**INSTRUCTION**: Wherever the string "دەبێت" appears in a line, extract that line.
— start —
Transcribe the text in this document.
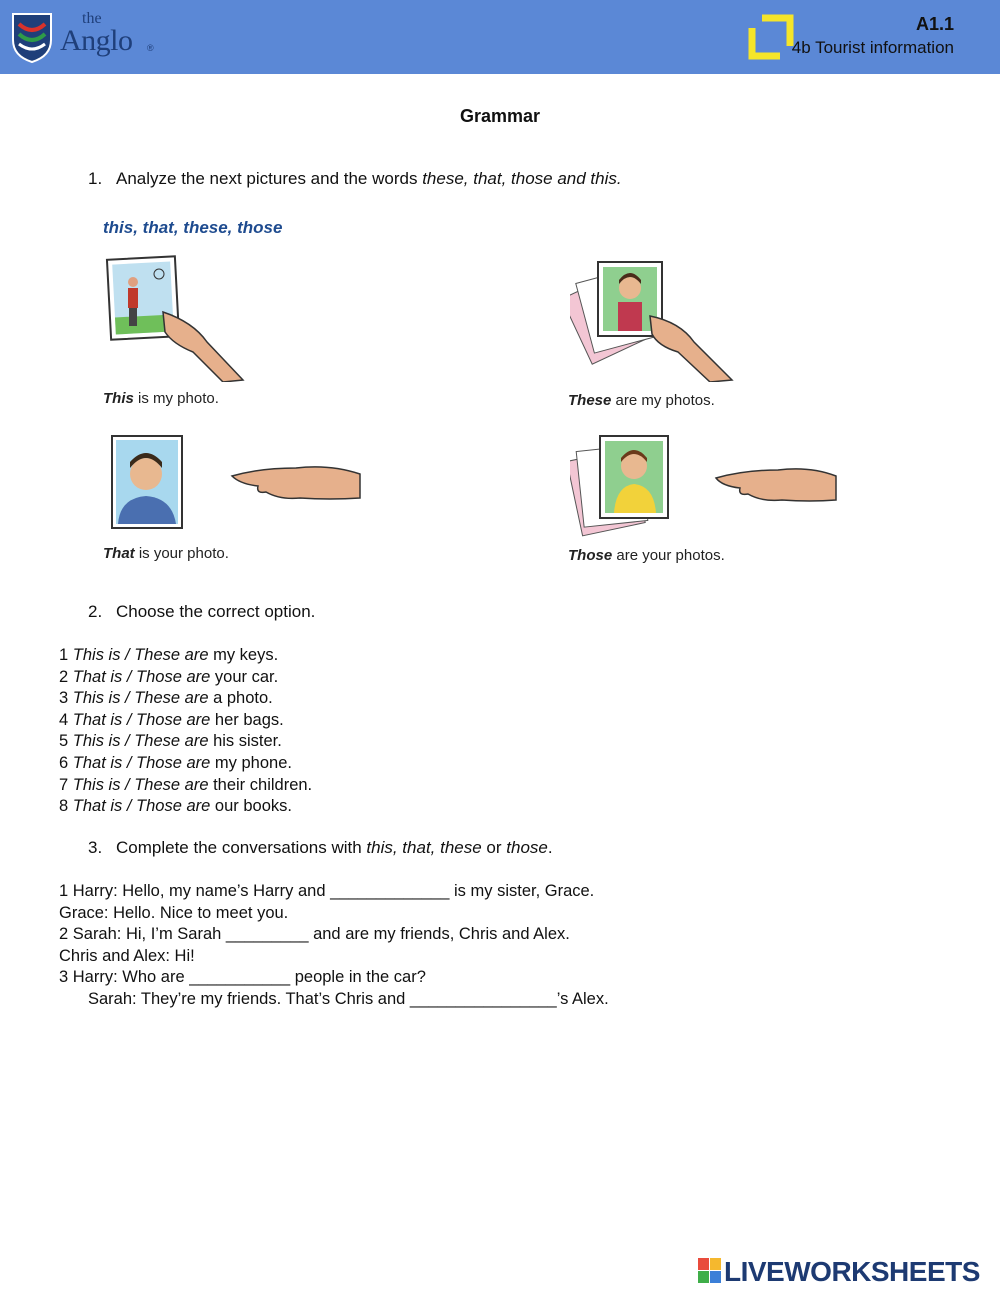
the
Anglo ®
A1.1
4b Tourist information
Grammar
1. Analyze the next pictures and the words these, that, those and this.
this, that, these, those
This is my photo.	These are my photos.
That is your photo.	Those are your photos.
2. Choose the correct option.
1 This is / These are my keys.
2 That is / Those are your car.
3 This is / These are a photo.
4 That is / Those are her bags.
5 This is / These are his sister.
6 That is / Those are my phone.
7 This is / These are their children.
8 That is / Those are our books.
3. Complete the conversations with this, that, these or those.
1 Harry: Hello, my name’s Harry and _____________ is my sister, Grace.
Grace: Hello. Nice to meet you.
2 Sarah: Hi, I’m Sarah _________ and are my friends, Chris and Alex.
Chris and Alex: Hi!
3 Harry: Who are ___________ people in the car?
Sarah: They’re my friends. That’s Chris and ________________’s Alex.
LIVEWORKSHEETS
— end —
— start —
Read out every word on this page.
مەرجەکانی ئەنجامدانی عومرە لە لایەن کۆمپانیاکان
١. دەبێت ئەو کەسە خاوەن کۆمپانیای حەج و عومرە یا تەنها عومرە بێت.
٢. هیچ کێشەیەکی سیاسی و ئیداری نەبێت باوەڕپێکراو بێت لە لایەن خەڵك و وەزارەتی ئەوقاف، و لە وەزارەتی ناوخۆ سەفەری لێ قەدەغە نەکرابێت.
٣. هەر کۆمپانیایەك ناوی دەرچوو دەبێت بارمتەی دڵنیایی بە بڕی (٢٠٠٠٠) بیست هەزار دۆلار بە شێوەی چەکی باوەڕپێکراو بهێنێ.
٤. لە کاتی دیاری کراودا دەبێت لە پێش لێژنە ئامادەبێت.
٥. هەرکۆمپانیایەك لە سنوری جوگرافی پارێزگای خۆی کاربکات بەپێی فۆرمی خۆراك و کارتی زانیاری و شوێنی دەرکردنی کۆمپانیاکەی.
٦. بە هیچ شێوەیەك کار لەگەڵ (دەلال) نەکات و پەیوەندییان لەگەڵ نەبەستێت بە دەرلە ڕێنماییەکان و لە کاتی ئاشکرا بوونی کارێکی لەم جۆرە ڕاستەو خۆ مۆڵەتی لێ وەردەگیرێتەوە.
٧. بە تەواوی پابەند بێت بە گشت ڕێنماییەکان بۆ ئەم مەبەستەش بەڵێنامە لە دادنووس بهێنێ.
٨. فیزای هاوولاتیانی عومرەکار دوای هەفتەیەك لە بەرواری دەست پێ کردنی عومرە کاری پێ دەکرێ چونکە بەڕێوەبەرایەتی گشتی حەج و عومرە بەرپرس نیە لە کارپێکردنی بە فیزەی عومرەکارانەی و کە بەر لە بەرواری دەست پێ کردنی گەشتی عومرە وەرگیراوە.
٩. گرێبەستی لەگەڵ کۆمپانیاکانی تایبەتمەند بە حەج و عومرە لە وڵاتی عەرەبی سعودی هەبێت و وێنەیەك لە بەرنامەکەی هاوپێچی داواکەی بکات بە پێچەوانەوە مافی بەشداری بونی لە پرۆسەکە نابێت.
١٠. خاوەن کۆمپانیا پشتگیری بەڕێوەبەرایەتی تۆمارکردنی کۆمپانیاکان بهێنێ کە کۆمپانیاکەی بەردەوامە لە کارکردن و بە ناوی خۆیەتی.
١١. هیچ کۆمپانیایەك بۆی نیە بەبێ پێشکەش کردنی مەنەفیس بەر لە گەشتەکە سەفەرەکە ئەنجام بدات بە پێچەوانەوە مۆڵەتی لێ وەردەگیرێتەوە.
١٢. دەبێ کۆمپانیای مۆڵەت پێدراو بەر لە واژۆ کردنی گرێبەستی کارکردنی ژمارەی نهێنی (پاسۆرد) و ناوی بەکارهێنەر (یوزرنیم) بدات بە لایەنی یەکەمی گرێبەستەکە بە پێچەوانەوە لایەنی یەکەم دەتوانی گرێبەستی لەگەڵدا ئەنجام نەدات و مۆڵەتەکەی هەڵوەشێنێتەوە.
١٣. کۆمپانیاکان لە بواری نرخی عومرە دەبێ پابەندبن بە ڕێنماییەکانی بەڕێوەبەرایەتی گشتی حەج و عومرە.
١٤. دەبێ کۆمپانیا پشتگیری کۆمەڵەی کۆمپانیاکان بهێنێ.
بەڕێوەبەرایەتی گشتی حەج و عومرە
— end —
**OUTPUT FOR THIS EXERCISE**:
١. دەبێت ئەو کەسە خاوەن کۆمپانیای حەج و عومرە یا تەنها عومرە بێت.
٣. هەر کۆمپانیایەك ناوی دەرچوو دەبێت بارمتەی دڵنیایی بە بڕی (٢٠٠٠٠) بیست هەزار دۆلار بە شێوەی چەکی باوەڕپێکراو بهێنێ.
٤. لە کاتی دیاری کراودا دەبێت لە پێش لێژنە ئامادەبێت.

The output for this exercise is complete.